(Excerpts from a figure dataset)
....................

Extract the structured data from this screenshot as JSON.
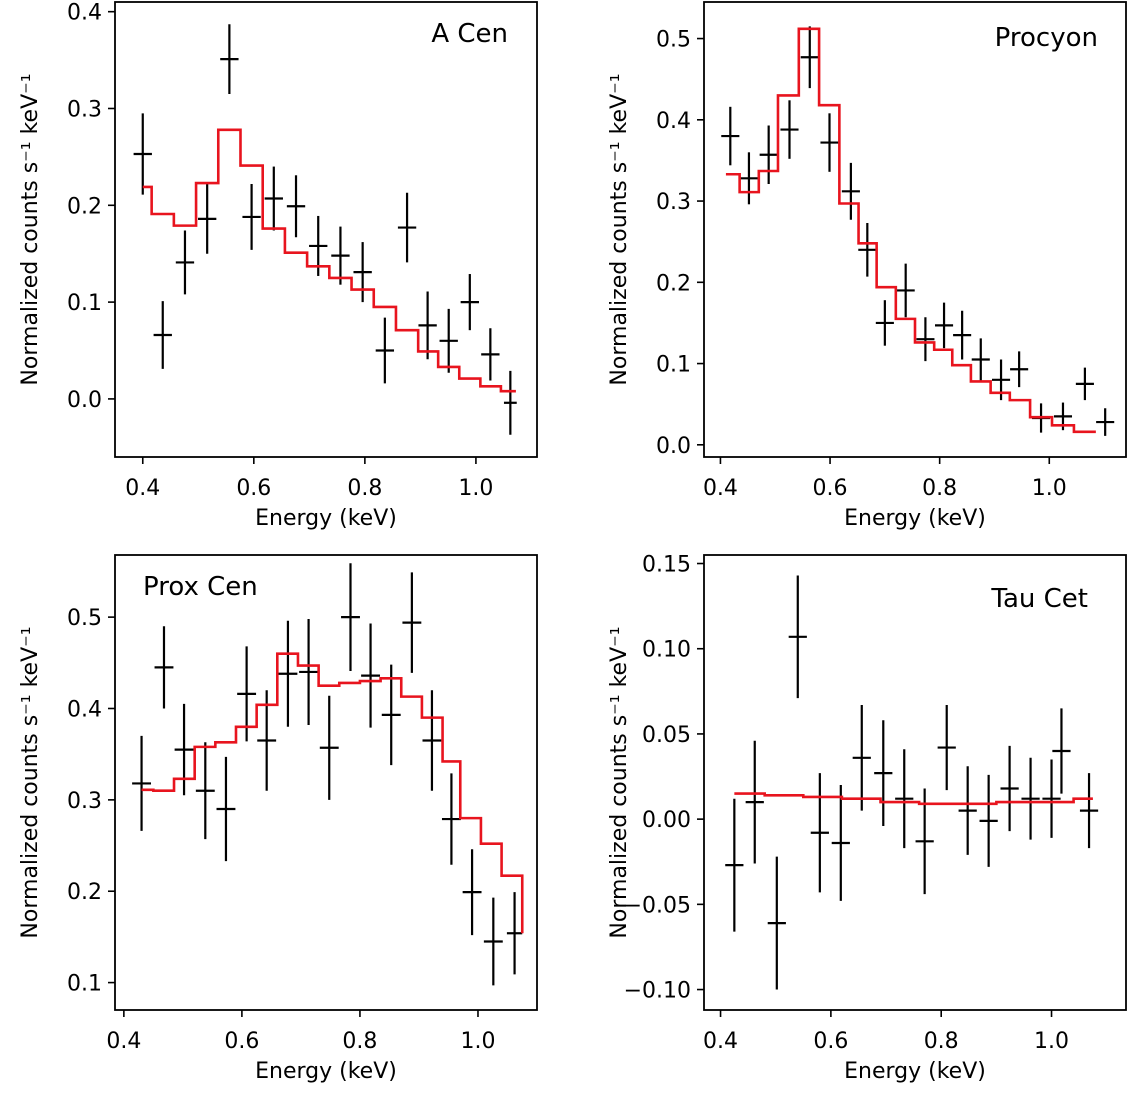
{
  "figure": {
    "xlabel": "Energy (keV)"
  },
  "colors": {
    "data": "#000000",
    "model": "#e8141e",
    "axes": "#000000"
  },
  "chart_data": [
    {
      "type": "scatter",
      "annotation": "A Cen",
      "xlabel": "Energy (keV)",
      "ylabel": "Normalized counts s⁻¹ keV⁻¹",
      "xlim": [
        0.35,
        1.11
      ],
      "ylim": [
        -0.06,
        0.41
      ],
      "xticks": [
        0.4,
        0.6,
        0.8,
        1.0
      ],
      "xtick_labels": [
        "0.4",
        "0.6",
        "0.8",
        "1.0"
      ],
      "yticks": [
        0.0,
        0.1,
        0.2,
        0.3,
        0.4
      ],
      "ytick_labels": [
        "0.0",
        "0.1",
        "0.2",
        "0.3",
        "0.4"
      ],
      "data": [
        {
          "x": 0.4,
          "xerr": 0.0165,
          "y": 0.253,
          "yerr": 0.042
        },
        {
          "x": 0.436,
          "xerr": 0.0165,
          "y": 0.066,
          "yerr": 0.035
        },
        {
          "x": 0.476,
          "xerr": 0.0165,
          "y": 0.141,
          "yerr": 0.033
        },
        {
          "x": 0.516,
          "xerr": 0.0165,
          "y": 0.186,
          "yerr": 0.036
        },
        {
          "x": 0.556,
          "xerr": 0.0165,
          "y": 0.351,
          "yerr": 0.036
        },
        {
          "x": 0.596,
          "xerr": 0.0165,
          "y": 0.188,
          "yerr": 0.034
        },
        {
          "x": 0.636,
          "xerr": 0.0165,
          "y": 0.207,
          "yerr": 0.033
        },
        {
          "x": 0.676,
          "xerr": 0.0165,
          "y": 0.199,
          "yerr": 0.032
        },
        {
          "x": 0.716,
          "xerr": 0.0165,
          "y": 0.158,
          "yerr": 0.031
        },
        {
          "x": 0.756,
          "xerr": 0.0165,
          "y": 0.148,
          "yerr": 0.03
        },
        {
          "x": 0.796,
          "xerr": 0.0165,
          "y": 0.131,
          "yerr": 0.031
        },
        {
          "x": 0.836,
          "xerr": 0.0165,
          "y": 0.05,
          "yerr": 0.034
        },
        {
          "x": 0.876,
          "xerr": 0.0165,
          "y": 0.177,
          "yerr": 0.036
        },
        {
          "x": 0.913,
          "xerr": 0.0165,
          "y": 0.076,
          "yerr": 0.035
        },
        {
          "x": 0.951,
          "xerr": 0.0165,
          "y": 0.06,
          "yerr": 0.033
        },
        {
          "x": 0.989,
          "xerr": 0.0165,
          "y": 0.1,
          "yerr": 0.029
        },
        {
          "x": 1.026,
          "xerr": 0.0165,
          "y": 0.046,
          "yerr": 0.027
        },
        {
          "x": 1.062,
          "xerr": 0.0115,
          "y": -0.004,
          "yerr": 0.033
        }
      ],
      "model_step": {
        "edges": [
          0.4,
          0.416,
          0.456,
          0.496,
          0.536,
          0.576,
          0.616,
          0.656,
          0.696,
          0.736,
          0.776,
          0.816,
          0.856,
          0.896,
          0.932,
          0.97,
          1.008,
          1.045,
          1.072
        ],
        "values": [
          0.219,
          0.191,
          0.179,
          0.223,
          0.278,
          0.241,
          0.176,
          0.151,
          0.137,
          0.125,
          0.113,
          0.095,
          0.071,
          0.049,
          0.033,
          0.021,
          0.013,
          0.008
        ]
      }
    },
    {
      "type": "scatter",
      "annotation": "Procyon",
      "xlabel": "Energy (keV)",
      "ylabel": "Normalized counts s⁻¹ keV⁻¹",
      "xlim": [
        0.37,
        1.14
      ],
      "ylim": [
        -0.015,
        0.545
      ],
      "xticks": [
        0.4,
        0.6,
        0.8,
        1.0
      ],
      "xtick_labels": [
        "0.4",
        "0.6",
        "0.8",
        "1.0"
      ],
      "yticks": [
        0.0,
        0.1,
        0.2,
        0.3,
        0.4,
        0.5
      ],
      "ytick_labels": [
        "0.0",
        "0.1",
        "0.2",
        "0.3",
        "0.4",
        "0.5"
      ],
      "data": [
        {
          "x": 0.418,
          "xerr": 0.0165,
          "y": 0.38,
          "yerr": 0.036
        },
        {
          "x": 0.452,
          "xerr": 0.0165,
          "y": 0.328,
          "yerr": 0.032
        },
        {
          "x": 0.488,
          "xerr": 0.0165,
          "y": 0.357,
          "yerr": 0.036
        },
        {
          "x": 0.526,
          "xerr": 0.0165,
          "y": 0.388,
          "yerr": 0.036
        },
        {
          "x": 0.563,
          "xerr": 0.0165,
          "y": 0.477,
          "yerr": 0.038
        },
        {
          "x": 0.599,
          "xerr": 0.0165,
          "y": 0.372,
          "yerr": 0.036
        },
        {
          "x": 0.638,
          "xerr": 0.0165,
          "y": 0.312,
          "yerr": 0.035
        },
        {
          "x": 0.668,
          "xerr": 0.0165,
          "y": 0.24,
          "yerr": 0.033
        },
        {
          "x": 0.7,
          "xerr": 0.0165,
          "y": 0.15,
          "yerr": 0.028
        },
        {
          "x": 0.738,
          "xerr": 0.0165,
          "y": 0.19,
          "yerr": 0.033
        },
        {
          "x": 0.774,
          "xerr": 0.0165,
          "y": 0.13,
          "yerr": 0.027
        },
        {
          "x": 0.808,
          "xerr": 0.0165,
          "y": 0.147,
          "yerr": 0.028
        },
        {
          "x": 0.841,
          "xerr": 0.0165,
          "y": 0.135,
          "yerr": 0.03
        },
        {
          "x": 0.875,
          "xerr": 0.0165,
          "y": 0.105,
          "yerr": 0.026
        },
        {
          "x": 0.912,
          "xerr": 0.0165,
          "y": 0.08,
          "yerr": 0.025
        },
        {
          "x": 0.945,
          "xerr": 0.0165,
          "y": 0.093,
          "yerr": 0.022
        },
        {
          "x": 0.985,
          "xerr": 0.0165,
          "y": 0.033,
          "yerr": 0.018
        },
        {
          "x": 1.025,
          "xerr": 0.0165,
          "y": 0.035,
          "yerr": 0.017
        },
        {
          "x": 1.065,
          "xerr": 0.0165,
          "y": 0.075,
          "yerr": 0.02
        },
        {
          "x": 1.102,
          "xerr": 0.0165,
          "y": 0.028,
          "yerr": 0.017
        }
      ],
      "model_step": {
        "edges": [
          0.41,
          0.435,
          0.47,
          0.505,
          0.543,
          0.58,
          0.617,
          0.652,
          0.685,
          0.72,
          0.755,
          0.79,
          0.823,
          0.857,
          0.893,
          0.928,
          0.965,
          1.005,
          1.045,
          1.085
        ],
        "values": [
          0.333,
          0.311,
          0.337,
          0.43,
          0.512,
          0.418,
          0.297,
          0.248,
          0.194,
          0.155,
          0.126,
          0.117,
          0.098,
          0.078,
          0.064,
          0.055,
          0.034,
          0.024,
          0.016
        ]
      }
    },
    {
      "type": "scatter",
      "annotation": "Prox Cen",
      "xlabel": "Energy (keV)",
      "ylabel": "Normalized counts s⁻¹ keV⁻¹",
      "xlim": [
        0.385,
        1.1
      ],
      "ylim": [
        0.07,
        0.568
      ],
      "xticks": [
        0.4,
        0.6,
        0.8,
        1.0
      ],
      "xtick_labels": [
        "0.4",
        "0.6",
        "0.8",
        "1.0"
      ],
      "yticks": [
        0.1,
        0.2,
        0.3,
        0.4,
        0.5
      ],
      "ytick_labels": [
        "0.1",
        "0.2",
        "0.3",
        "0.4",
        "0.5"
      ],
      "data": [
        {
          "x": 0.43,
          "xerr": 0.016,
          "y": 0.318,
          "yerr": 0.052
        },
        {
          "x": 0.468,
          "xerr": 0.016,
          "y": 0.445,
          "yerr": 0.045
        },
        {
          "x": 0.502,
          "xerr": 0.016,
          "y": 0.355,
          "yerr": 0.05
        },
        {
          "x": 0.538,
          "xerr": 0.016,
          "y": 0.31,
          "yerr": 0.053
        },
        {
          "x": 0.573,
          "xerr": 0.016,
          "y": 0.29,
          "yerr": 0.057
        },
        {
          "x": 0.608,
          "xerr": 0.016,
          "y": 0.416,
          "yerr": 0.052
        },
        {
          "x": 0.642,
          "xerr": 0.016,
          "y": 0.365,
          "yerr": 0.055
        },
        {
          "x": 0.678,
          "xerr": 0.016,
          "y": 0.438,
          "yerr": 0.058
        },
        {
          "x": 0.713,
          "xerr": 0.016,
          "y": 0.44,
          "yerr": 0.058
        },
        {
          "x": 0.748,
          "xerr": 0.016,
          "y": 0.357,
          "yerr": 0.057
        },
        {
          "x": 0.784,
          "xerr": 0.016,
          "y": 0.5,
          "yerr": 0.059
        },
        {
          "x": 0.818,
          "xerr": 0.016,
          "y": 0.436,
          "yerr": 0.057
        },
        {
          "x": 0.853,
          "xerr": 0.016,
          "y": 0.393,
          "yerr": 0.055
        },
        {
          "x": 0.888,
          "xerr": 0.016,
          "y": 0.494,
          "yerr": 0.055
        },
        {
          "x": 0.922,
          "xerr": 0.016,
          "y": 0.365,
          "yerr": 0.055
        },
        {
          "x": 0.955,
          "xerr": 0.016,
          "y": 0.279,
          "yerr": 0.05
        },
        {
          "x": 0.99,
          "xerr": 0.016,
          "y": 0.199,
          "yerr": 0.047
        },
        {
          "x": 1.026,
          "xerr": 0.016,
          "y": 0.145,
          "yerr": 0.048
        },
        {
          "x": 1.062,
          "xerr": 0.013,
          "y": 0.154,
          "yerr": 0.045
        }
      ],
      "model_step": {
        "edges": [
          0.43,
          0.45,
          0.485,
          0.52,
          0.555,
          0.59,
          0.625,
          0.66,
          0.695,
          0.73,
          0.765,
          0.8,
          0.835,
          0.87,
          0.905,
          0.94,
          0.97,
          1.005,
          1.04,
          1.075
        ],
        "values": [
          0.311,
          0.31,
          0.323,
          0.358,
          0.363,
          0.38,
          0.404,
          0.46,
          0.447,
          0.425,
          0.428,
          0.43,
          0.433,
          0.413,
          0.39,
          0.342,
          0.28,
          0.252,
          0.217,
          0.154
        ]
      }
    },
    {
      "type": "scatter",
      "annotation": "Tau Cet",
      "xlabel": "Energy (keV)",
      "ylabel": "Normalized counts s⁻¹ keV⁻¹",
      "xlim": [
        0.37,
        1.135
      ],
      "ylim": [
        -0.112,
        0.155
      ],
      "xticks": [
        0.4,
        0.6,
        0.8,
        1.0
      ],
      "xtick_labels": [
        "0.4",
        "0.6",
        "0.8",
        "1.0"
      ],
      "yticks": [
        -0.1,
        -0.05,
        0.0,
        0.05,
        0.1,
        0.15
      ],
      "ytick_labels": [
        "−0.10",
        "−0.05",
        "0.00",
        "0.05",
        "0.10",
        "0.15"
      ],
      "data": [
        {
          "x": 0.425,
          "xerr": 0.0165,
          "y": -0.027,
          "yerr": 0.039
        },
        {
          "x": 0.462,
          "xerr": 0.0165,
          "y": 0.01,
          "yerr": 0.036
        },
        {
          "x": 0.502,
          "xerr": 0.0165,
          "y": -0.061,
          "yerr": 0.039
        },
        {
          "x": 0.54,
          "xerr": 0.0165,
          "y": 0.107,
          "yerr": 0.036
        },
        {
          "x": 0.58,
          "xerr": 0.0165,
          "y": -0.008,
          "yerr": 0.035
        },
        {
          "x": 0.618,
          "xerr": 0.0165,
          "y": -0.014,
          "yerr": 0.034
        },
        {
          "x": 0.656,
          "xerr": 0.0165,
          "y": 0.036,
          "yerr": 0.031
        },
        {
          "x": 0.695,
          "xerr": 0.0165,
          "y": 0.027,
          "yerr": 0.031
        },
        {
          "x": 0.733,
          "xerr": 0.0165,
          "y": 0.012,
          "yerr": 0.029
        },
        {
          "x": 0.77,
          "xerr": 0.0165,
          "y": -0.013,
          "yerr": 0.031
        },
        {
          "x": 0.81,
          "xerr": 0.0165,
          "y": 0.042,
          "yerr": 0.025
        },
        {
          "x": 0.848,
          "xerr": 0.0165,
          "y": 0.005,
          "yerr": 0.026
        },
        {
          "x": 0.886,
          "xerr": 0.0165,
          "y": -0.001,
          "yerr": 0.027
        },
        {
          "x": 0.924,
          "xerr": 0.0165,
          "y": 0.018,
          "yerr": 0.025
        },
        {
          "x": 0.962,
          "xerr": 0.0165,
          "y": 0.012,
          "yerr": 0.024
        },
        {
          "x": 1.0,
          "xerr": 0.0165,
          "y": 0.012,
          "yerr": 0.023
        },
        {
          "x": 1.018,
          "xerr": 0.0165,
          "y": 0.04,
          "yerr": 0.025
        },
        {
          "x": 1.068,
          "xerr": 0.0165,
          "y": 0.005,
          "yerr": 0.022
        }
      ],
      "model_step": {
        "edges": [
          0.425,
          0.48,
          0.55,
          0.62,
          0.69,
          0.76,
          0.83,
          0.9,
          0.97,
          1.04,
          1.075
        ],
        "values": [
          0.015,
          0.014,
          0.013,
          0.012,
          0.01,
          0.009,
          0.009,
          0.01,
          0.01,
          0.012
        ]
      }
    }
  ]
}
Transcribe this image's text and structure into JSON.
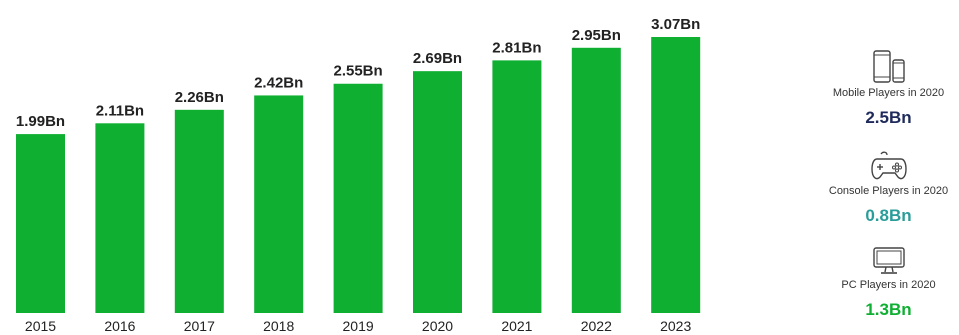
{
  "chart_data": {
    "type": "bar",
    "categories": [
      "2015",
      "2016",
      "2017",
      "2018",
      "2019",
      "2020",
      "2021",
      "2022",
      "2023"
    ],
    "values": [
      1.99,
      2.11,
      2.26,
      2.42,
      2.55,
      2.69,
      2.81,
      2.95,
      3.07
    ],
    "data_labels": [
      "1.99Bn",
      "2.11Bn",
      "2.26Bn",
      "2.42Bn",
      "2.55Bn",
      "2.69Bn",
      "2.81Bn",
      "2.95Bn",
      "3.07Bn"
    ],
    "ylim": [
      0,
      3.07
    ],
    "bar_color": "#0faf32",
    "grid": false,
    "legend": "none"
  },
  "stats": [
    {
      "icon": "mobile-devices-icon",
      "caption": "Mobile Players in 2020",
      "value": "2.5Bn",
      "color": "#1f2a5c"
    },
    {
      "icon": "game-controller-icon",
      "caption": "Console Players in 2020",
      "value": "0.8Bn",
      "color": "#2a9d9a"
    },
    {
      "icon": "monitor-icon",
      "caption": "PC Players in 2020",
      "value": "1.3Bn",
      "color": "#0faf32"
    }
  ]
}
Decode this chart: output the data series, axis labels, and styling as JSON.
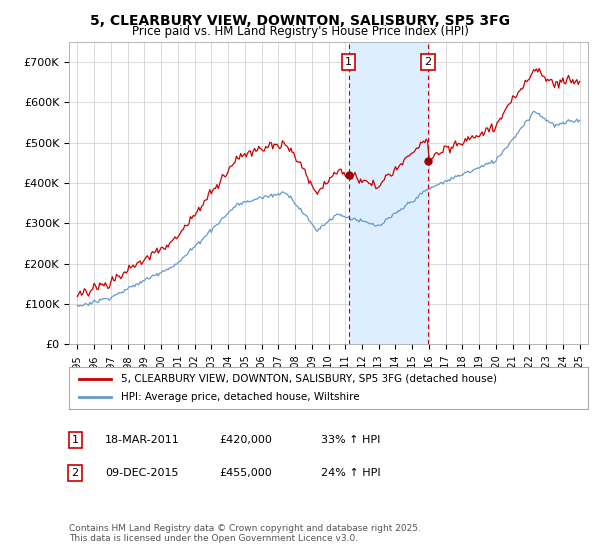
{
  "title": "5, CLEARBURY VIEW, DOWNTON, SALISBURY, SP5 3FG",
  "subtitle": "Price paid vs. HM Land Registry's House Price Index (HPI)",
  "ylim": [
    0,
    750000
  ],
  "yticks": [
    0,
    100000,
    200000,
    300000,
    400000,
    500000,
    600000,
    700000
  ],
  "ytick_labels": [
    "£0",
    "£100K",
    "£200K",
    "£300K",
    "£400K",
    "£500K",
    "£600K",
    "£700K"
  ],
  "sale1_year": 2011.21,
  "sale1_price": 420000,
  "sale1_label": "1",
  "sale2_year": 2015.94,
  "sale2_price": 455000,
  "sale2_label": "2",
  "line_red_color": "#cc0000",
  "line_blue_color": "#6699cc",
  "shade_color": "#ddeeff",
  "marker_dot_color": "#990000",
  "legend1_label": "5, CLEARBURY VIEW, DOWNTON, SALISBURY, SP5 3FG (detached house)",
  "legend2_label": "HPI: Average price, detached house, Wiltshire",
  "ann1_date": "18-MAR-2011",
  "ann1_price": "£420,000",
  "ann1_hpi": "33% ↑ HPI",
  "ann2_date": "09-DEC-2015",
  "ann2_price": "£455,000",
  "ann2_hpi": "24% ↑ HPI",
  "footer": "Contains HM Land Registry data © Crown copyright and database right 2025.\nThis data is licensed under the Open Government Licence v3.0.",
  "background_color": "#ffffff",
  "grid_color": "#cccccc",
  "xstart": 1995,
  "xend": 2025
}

....................

> [Exercise brief]: Find every line in the records above that contains the word "caption", and copy each one.

> [Answer]:
      "caption": "Mobile Players in 2020",
      "caption": "Console Players in 2020",
      "caption": "PC Players in 2020",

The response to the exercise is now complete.